Using the data beneath, show every line that includes the word "values".

(RECORDS SUPPLIED Opens)

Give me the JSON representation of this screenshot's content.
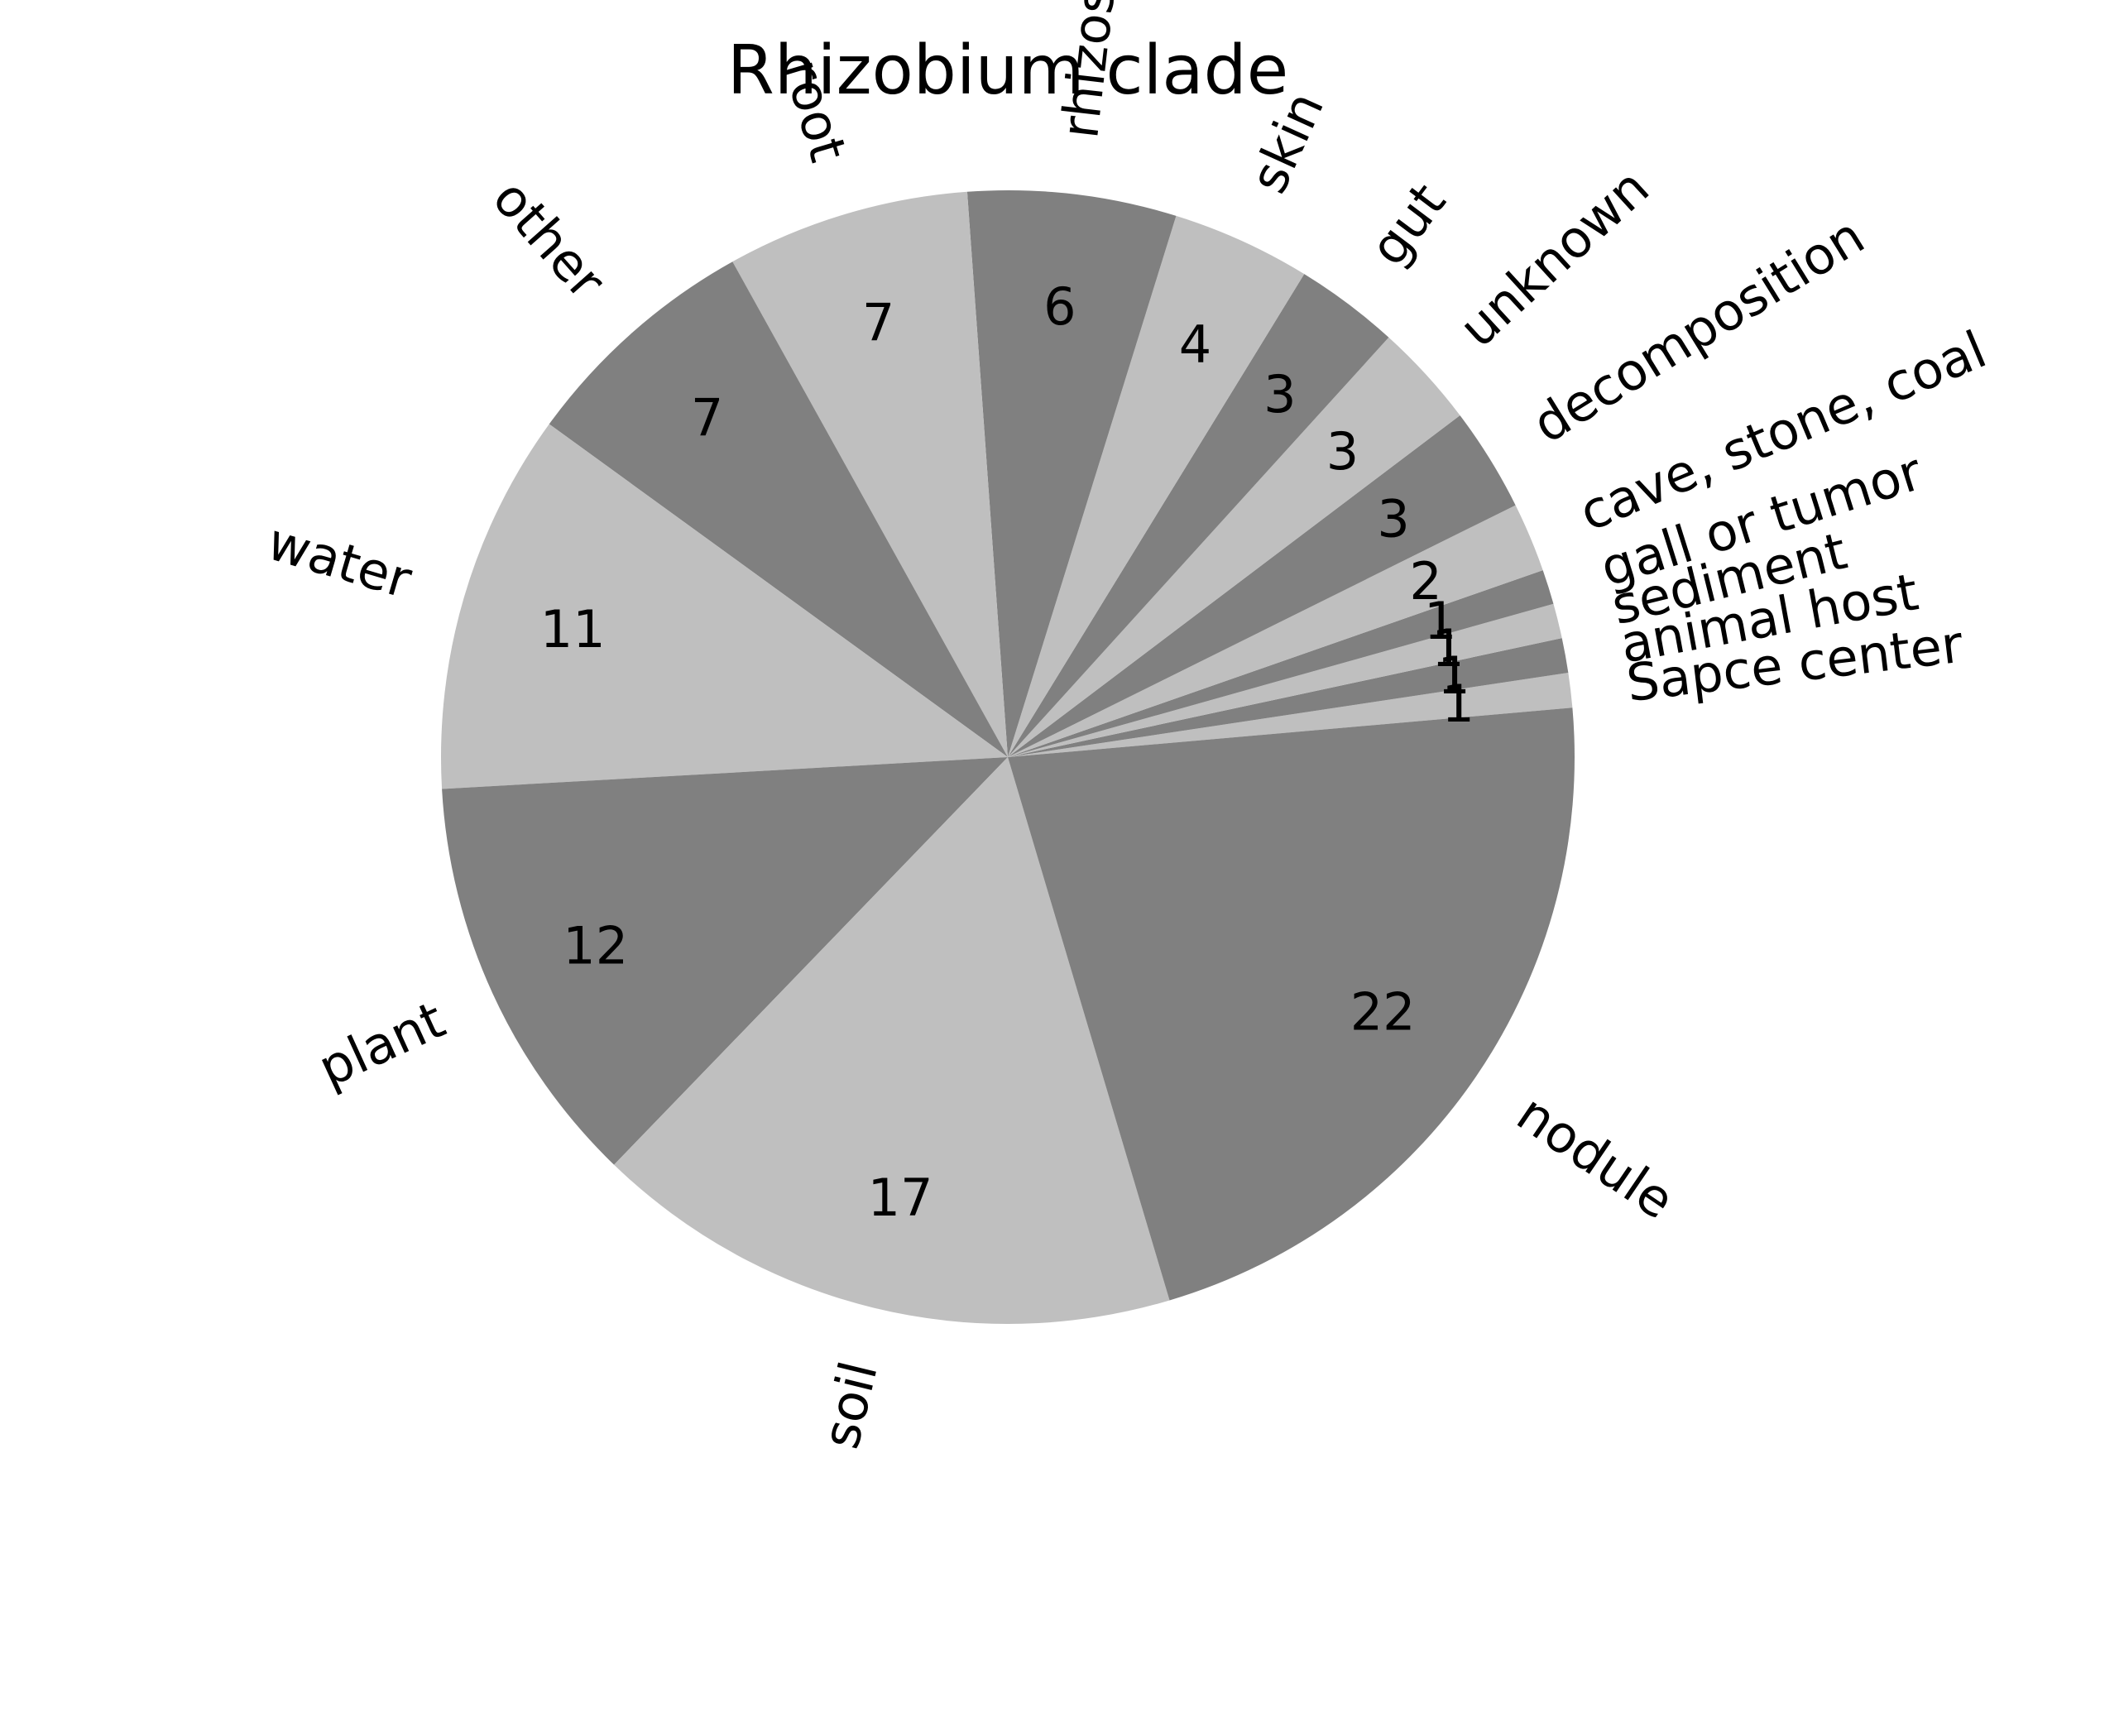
{
  "chart_data": {
    "type": "pie",
    "title": "Rhizobium clade",
    "categories": [
      "Sapce center",
      "animal host",
      "sediment",
      "gall or tumor",
      "cave, stone, coal",
      "decomposition",
      "unknown",
      "gut",
      "skin",
      "rhizosphere",
      "root",
      "other",
      "water",
      "plant",
      "soil",
      "nodule"
    ],
    "values": [
      1,
      1,
      1,
      1,
      2,
      3,
      3,
      3,
      4,
      6,
      7,
      7,
      11,
      12,
      17,
      22
    ],
    "value_labels": [
      "1",
      "1",
      "1",
      "1",
      "2",
      "3",
      "3",
      "3",
      "4",
      "6",
      "7",
      "7",
      "11",
      "12",
      "17",
      "22"
    ],
    "legend": "none",
    "colors": [
      "#bfbfbf",
      "#808080"
    ]
  }
}
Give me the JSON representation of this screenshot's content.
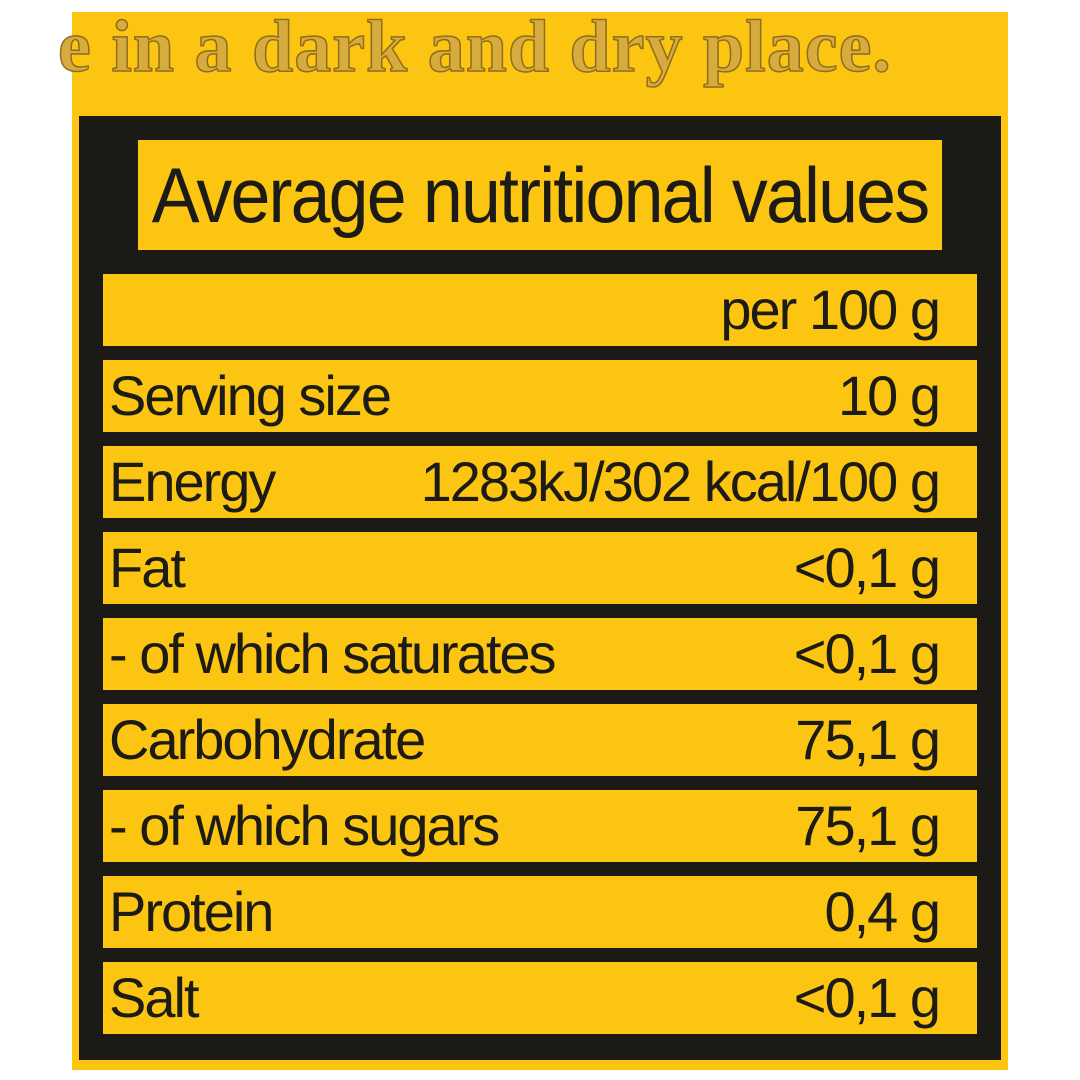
{
  "background_text": "e in a dark and dry place.",
  "colors": {
    "label_yellow": "#fbc512",
    "ink": "#1d1b16",
    "background_text": "#d8ab3e"
  },
  "table": {
    "title": "Average nutritional values",
    "header_value": "per 100 g",
    "rows": [
      {
        "name": "Serving size",
        "value": "10 g"
      },
      {
        "name": "Energy",
        "value": "1283kJ/302 kcal/100 g"
      },
      {
        "name": "Fat",
        "value": "<0,1 g"
      },
      {
        "name": "- of which saturates",
        "value": "<0,1 g"
      },
      {
        "name": "Carbohydrate",
        "value": "75,1 g"
      },
      {
        "name": "- of which sugars",
        "value": "75,1 g"
      },
      {
        "name": "Protein",
        "value": "0,4 g"
      },
      {
        "name": "Salt",
        "value": "<0,1 g"
      }
    ]
  }
}
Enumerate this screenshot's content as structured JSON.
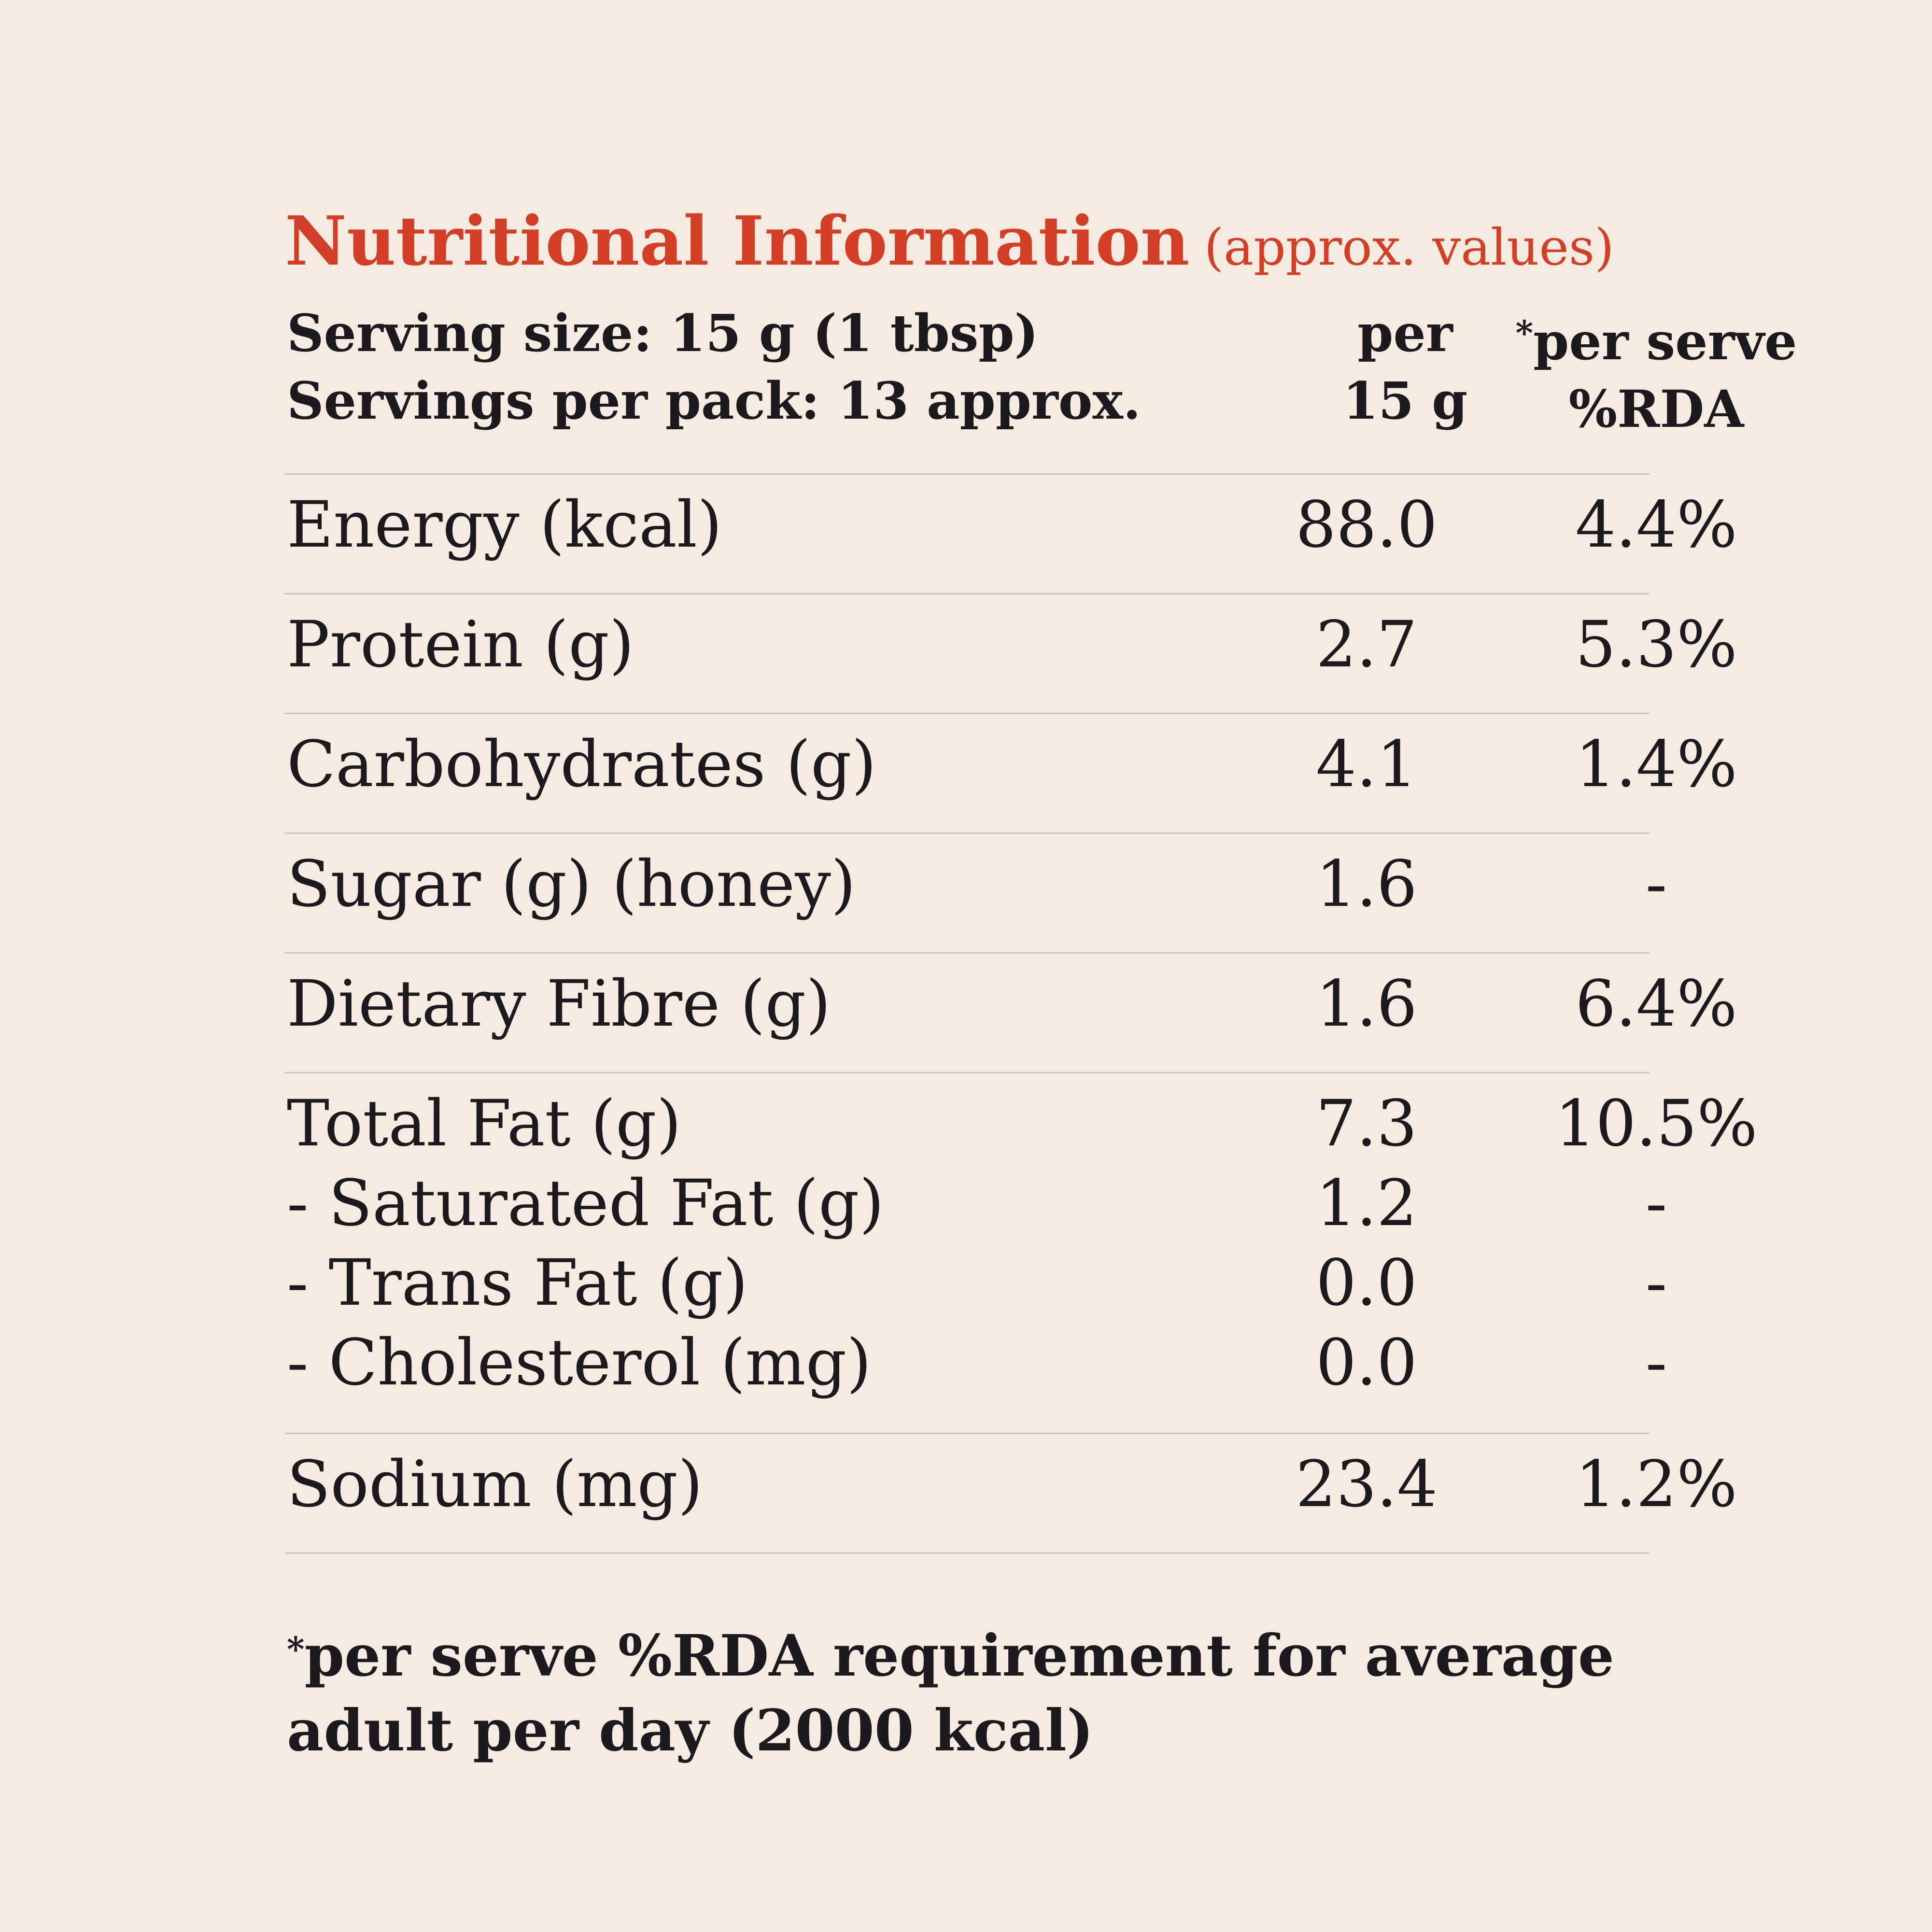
{
  "title": "Nutritional Information",
  "subtitle": "(approx. values)",
  "serving_size": "Serving size: 15 g (1 tbsp)",
  "servings_per_pack": "Servings per pack: 13 approx.",
  "col_per_line1": "per",
  "col_per_line2": "15 g",
  "col_rda_star": "*",
  "col_rda_line1": "per serve",
  "col_rda_line2": "%RDA",
  "rows": [
    {
      "name": "Energy (kcal)",
      "per": "88.0",
      "rda": "4.4%"
    },
    {
      "name": "Protein (g)",
      "per": "2.7",
      "rda": "5.3%"
    },
    {
      "name": "Carbohydrates (g)",
      "per": "4.1",
      "rda": "1.4%"
    },
    {
      "name": "Sugar (g) (honey)",
      "per": "1.6",
      "rda": "-"
    },
    {
      "name": "Dietary Fibre (g)",
      "per": "1.6",
      "rda": "6.4%"
    },
    {
      "name": "Total Fat (g)",
      "per": "7.3",
      "rda": "10.5%"
    },
    {
      "name": "- Saturated Fat (g)",
      "per": "1.2",
      "rda": "-"
    },
    {
      "name": "- Trans Fat (g)",
      "per": "0.0",
      "rda": "-"
    },
    {
      "name": "- Cholesterol (mg)",
      "per": "0.0",
      "rda": "-"
    },
    {
      "name": "Sodium (mg)",
      "per": "23.4",
      "rda": "1.2%"
    }
  ],
  "footnote_star": "*",
  "footnote_line1": "per serve %RDA requirement for average",
  "footnote_line2": "adult per day (2000 kcal)",
  "colors": {
    "background": "#f5ebe1",
    "title": "#d33e26",
    "text": "#1c1a1e",
    "rule": "#cfc4ba"
  }
}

(RECORDS SUPPLIED Closes)

- RESPONSE AREA
    "values": [
    "title": "Average nutritional values",
  "subtitle": "(approx. values)",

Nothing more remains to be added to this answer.